▼▼▼

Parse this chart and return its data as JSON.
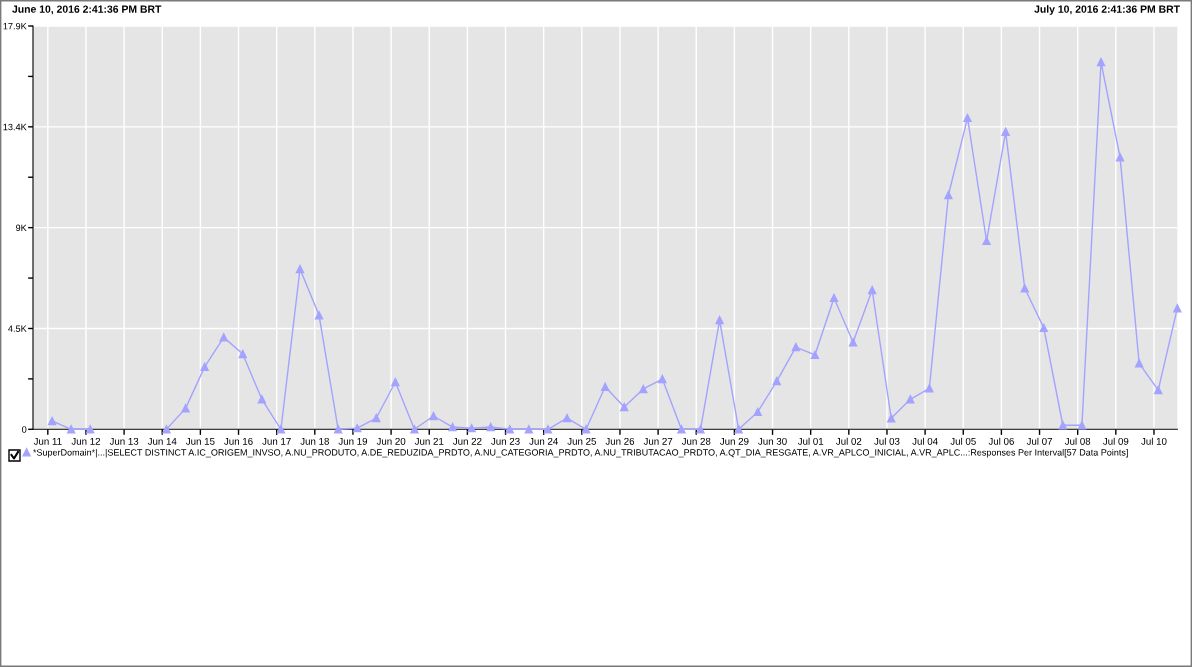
{
  "chart_data": {
    "type": "line",
    "annotations": [
      "June 10, 2016 2:41:36 PM BRT",
      "July 10, 2016 2:41:36 PM BRT"
    ],
    "x": [
      "2016-06-11T02:41",
      "2016-06-11T14:41",
      "2016-06-12T02:41",
      "2016-06-12T14:41",
      "2016-06-13T02:41",
      "2016-06-13T14:41",
      "2016-06-14T02:41",
      "2016-06-14T14:41",
      "2016-06-15T02:41",
      "2016-06-15T14:41",
      "2016-06-16T02:41",
      "2016-06-16T14:41",
      "2016-06-17T02:41",
      "2016-06-17T14:41",
      "2016-06-18T02:41",
      "2016-06-18T14:41",
      "2016-06-19T02:41",
      "2016-06-19T14:41",
      "2016-06-20T02:41",
      "2016-06-20T14:41",
      "2016-06-21T02:41",
      "2016-06-21T14:41",
      "2016-06-22T02:41",
      "2016-06-22T14:41",
      "2016-06-23T02:41",
      "2016-06-23T14:41",
      "2016-06-24T02:41",
      "2016-06-24T14:41",
      "2016-06-25T02:41",
      "2016-06-25T14:41",
      "2016-06-26T02:41",
      "2016-06-26T14:41",
      "2016-06-27T02:41",
      "2016-06-27T14:41",
      "2016-06-28T02:41",
      "2016-06-28T14:41",
      "2016-06-29T02:41",
      "2016-06-29T14:41",
      "2016-06-30T02:41",
      "2016-06-30T14:41",
      "2016-07-01T02:41",
      "2016-07-01T14:41",
      "2016-07-02T02:41",
      "2016-07-02T14:41",
      "2016-07-03T02:41",
      "2016-07-03T14:41",
      "2016-07-04T02:41",
      "2016-07-04T14:41",
      "2016-07-05T02:41",
      "2016-07-05T14:41",
      "2016-07-06T02:41",
      "2016-07-06T14:41",
      "2016-07-07T02:41",
      "2016-07-07T14:41",
      "2016-07-08T02:41",
      "2016-07-08T14:41",
      "2016-07-09T02:41",
      "2016-07-09T14:41",
      "2016-07-10T02:41",
      "2016-07-10T14:41"
    ],
    "series": [
      {
        "name": "*SuperDomain*|...|SELECT DISTINCT A.IC_ORIGEM_INVSO, A.NU_PRODUTO, A.DE_REDUZIDA_PRDTO, A.NU_CATEGORIA_PRDTO, A.NU_TRIBUTACAO_PRDTO, A.QT_DIA_RESGATE, A.VR_APLCO_INICIAL, A.VR_APLC...:Responses Per Interval[57 Data Points]",
        "color": "#a3a3ff",
        "values": [
          370,
          0,
          0,
          null,
          null,
          null,
          0,
          930,
          2770,
          4080,
          3340,
          1330,
          0,
          7110,
          5060,
          0,
          50,
          500,
          2100,
          0,
          590,
          100,
          50,
          100,
          0,
          0,
          0,
          500,
          0,
          1890,
          990,
          1790,
          2230,
          0,
          0,
          4850,
          0,
          770,
          2140,
          3650,
          3300,
          5830,
          3860,
          6180,
          490,
          1330,
          1820,
          10400,
          13820,
          8360,
          13200,
          6260,
          4500,
          180,
          180,
          16300,
          12070,
          2930,
          1740,
          5370
        ]
      }
    ],
    "xlim": [
      "2016-06-10T14:41",
      "2016-07-10T14:41"
    ],
    "xticks": [
      {
        "value": "2016-06-11",
        "label": "Jun 11"
      },
      {
        "value": "2016-06-12",
        "label": "Jun 12"
      },
      {
        "value": "2016-06-13",
        "label": "Jun 13"
      },
      {
        "value": "2016-06-14",
        "label": "Jun 14"
      },
      {
        "value": "2016-06-15",
        "label": "Jun 15"
      },
      {
        "value": "2016-06-16",
        "label": "Jun 16"
      },
      {
        "value": "2016-06-17",
        "label": "Jun 17"
      },
      {
        "value": "2016-06-18",
        "label": "Jun 18"
      },
      {
        "value": "2016-06-19",
        "label": "Jun 19"
      },
      {
        "value": "2016-06-20",
        "label": "Jun 20"
      },
      {
        "value": "2016-06-21",
        "label": "Jun 21"
      },
      {
        "value": "2016-06-22",
        "label": "Jun 22"
      },
      {
        "value": "2016-06-23",
        "label": "Jun 23"
      },
      {
        "value": "2016-06-24",
        "label": "Jun 24"
      },
      {
        "value": "2016-06-25",
        "label": "Jun 25"
      },
      {
        "value": "2016-06-26",
        "label": "Jun 26"
      },
      {
        "value": "2016-06-27",
        "label": "Jun 27"
      },
      {
        "value": "2016-06-28",
        "label": "Jun 28"
      },
      {
        "value": "2016-06-29",
        "label": "Jun 29"
      },
      {
        "value": "2016-06-30",
        "label": "Jun 30"
      },
      {
        "value": "2016-07-01",
        "label": "Jul 01"
      },
      {
        "value": "2016-07-02",
        "label": "Jul 02"
      },
      {
        "value": "2016-07-03",
        "label": "Jul 03"
      },
      {
        "value": "2016-07-04",
        "label": "Jul 04"
      },
      {
        "value": "2016-07-05",
        "label": "Jul 05"
      },
      {
        "value": "2016-07-06",
        "label": "Jul 06"
      },
      {
        "value": "2016-07-07",
        "label": "Jul 07"
      },
      {
        "value": "2016-07-08",
        "label": "Jul 08"
      },
      {
        "value": "2016-07-09",
        "label": "Jul 09"
      },
      {
        "value": "2016-07-10",
        "label": "Jul 10"
      }
    ],
    "ylim": [
      0,
      17900
    ],
    "yticks": [
      0,
      {
        "value": 2237.5,
        "label": null
      },
      {
        "value": 4475,
        "label": "4.5K"
      },
      {
        "value": 6712.5,
        "label": null
      },
      {
        "value": 8950,
        "label": "9K"
      },
      {
        "value": 11187.5,
        "label": null
      },
      {
        "value": 13425,
        "label": "13.4K"
      },
      {
        "value": 15662.5,
        "label": null
      },
      {
        "value": 17900,
        "label": "17.9K"
      }
    ],
    "grid": true,
    "legend": "bottom",
    "marker": "triangle",
    "line_style": "solid"
  }
}
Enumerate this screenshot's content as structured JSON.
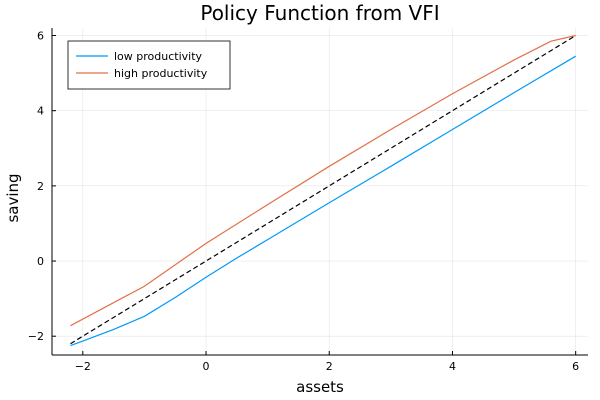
{
  "chart_data": {
    "type": "line",
    "title": "Policy Function from VFI",
    "xlabel": "assets",
    "ylabel": "saving",
    "xlim": [
      -2.5,
      6.2
    ],
    "ylim": [
      -2.5,
      6.2
    ],
    "xticks": [
      -2,
      0,
      2,
      4,
      6
    ],
    "yticks": [
      -2,
      0,
      2,
      4,
      6
    ],
    "grid": true,
    "legend_position": "top-left",
    "series": [
      {
        "name": "low productivity",
        "color": "#009AFA",
        "style": "solid",
        "x": [
          -2.2,
          -2.0,
          -1.5,
          -1.0,
          -0.5,
          0.0,
          0.5,
          1.0,
          2.0,
          3.0,
          4.0,
          5.0,
          6.0
        ],
        "y": [
          -2.25,
          -2.13,
          -1.82,
          -1.47,
          -0.97,
          -0.43,
          0.08,
          0.57,
          1.55,
          2.52,
          3.5,
          4.48,
          5.45
        ]
      },
      {
        "name": "high productivity",
        "color": "#E36F47",
        "style": "solid",
        "x": [
          -2.2,
          -1.0,
          0.0,
          1.0,
          2.0,
          3.0,
          4.0,
          5.0,
          5.6,
          6.0
        ],
        "y": [
          -1.72,
          -0.67,
          0.47,
          1.5,
          2.52,
          3.5,
          4.45,
          5.35,
          5.85,
          6.0
        ]
      },
      {
        "color": "#000000",
        "style": "dashed",
        "x": [
          -2.2,
          6.0
        ],
        "y": [
          -2.2,
          6.0
        ]
      }
    ]
  }
}
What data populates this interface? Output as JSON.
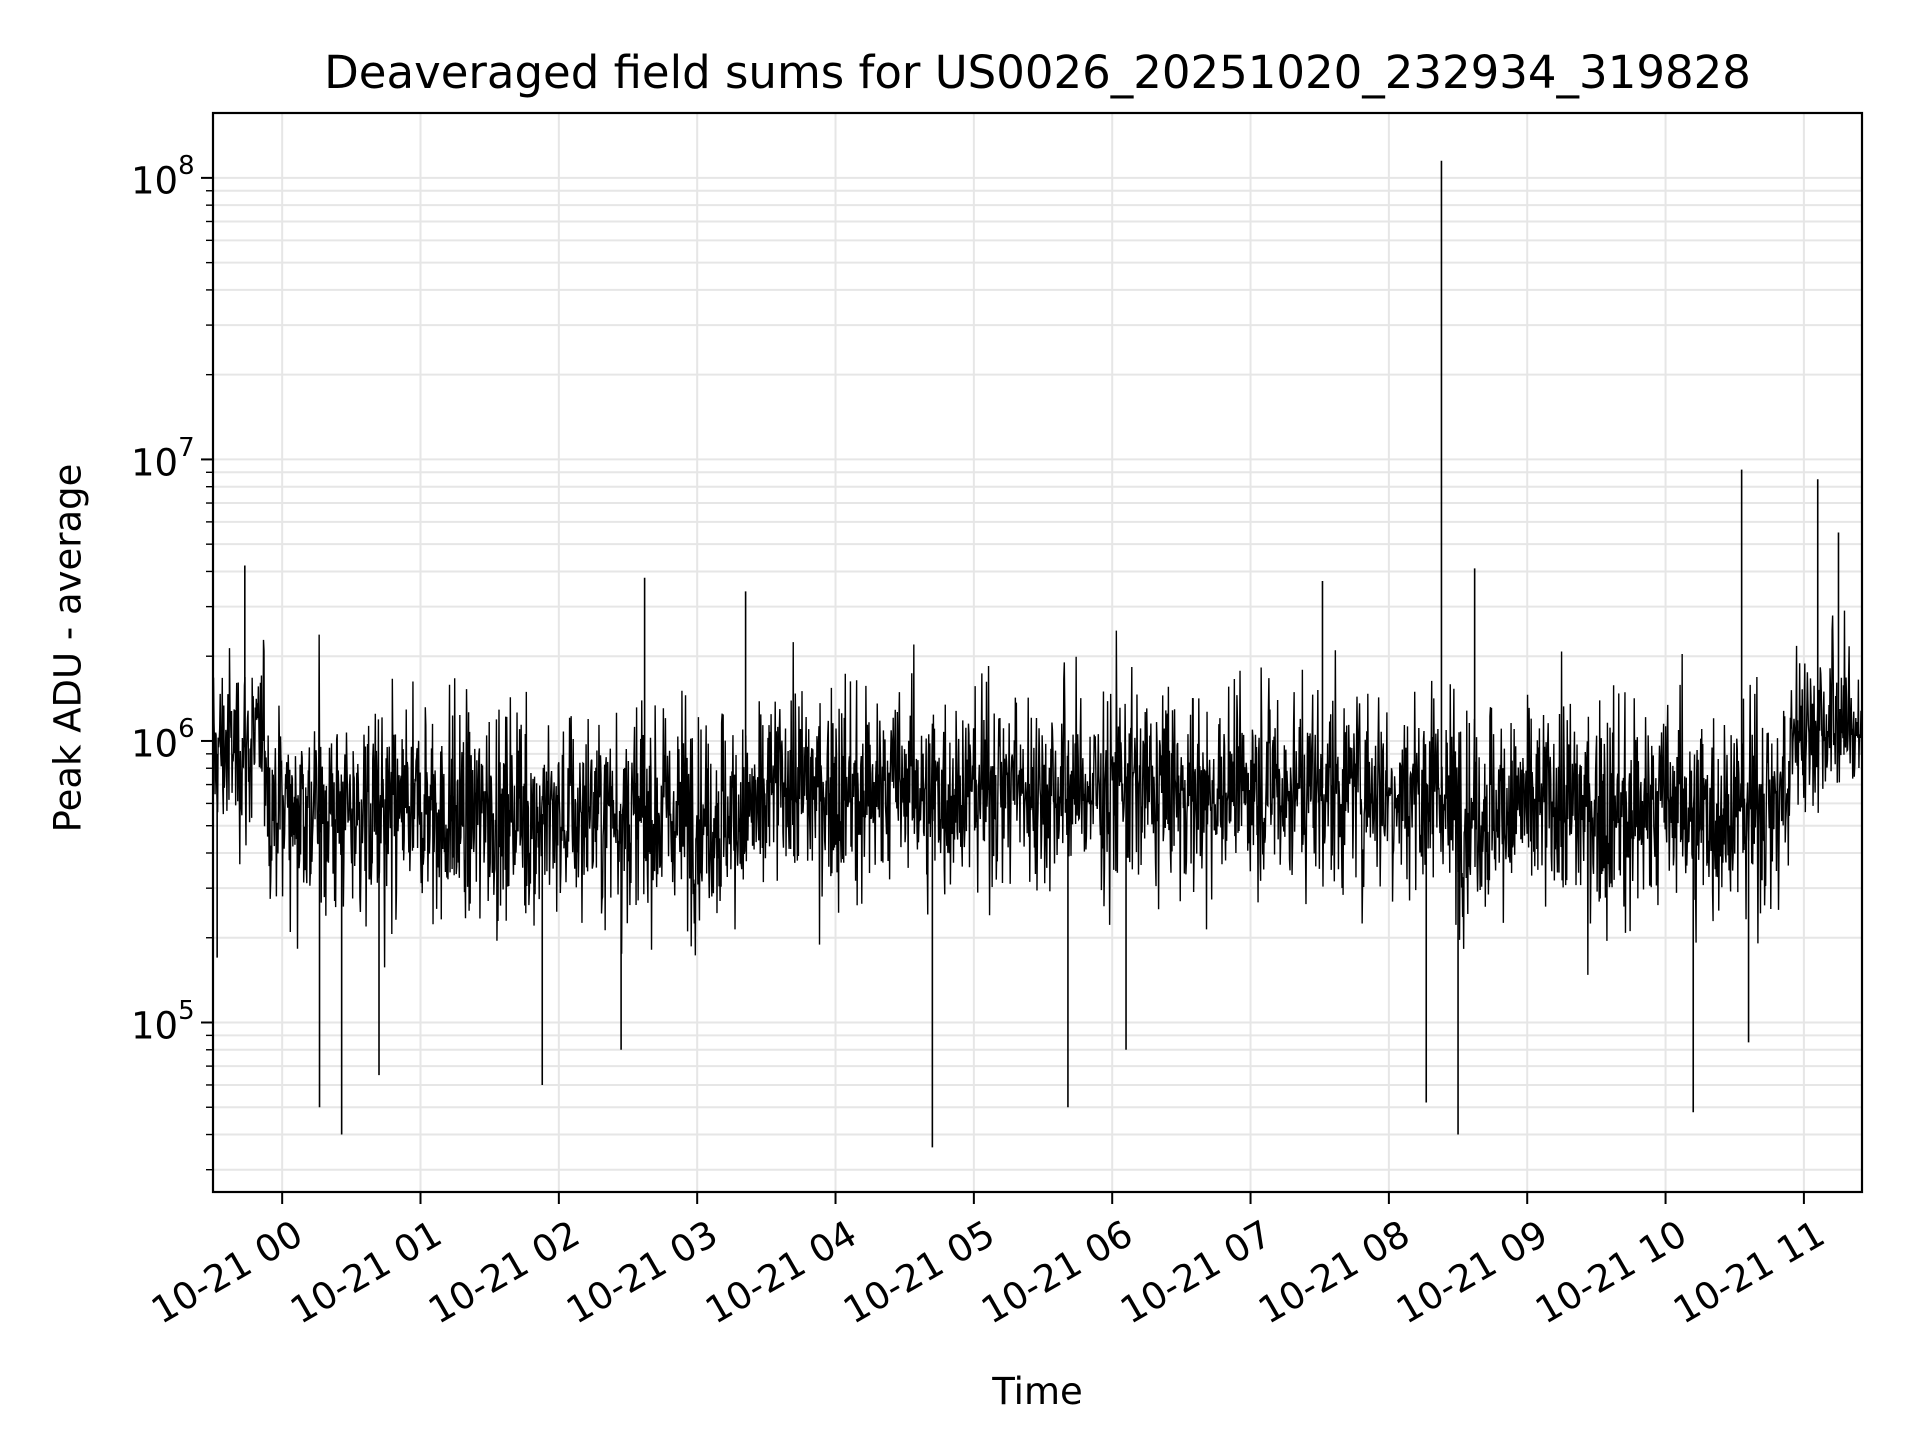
{
  "chart_data": {
    "type": "line",
    "title": "Deaveraged field sums for US0026_20251020_232934_319828",
    "xlabel": "Time",
    "ylabel": "Peak ADU - average",
    "yscale": "log",
    "ylim": [
      25000,
      170000000
    ],
    "xlim_hours": [
      -0.5,
      11.42
    ],
    "grid": true,
    "line_color": "#000000",
    "x_tick_hours": [
      0,
      1,
      2,
      3,
      4,
      5,
      6,
      7,
      8,
      9,
      10,
      11
    ],
    "x_tick_labels": [
      "10-21 00",
      "10-21 01",
      "10-21 02",
      "10-21 03",
      "10-21 04",
      "10-21 05",
      "10-21 06",
      "10-21 07",
      "10-21 08",
      "10-21 09",
      "10-21 10",
      "10-21 11"
    ],
    "y_tick_values": [
      100000,
      1000000,
      10000000,
      100000000
    ],
    "y_tick_bases": [
      "10",
      "10",
      "10",
      "10"
    ],
    "y_tick_exponents": [
      "5",
      "6",
      "7",
      "8"
    ],
    "series": [
      {
        "name": "deaveraged field sum",
        "segments": [
          {
            "start": -0.5,
            "end": -0.45,
            "median": 900000,
            "spread": 0.5
          },
          {
            "start": -0.45,
            "end": -0.1,
            "median": 950000,
            "spread": 0.55
          },
          {
            "start": -0.1,
            "end": 0.2,
            "median": 600000,
            "spread": 0.6
          },
          {
            "start": 0.2,
            "end": 3.5,
            "median": 550000,
            "spread": 0.62
          },
          {
            "start": 3.5,
            "end": 8.4,
            "median": 680000,
            "spread": 0.58
          },
          {
            "start": 8.4,
            "end": 10.9,
            "median": 580000,
            "spread": 0.62
          },
          {
            "start": 10.9,
            "end": 11.42,
            "median": 1150000,
            "spread": 0.5
          }
        ],
        "spikes": [
          {
            "x": -0.47,
            "y": 170000
          },
          {
            "x": -0.27,
            "y": 4200000
          },
          {
            "x": 0.27,
            "y": 50000
          },
          {
            "x": 0.43,
            "y": 40000
          },
          {
            "x": 0.7,
            "y": 65000
          },
          {
            "x": 1.88,
            "y": 60000
          },
          {
            "x": 2.45,
            "y": 80000
          },
          {
            "x": 2.62,
            "y": 3800000
          },
          {
            "x": 3.35,
            "y": 3400000
          },
          {
            "x": 4.7,
            "y": 36000
          },
          {
            "x": 5.68,
            "y": 50000
          },
          {
            "x": 6.1,
            "y": 80000
          },
          {
            "x": 7.52,
            "y": 3700000
          },
          {
            "x": 8.27,
            "y": 52000
          },
          {
            "x": 8.5,
            "y": 40000
          },
          {
            "x": 8.38,
            "y": 115000000
          },
          {
            "x": 8.62,
            "y": 4100000
          },
          {
            "x": 10.2,
            "y": 48000
          },
          {
            "x": 10.55,
            "y": 9200000
          },
          {
            "x": 10.6,
            "y": 85000
          },
          {
            "x": 11.1,
            "y": 8500000
          },
          {
            "x": 11.25,
            "y": 5500000
          }
        ]
      }
    ]
  }
}
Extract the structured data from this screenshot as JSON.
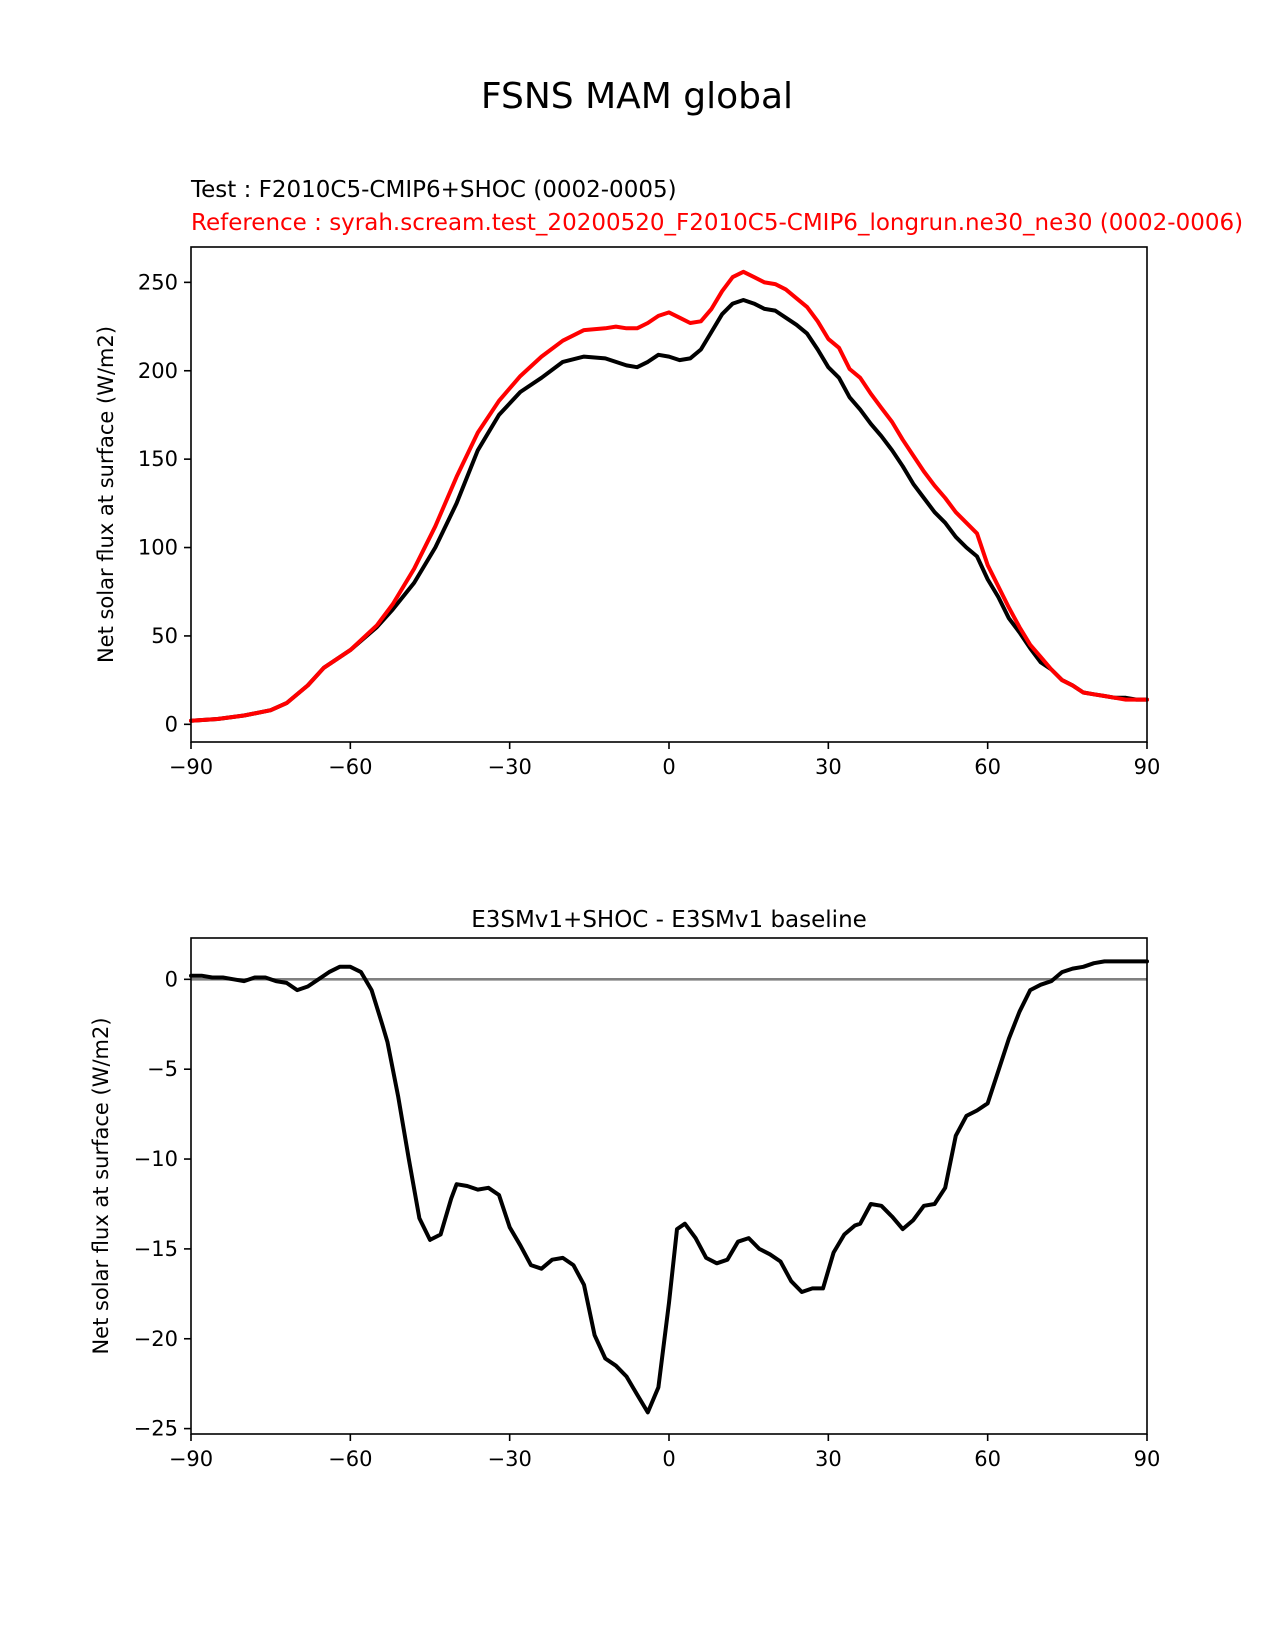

▲▲▲

• [WHAT THE TASK REQUIRES]
Your answer should be one number: how many lines of the listing include the word "name".

• [ANSWER TO THE EXERCISE]
4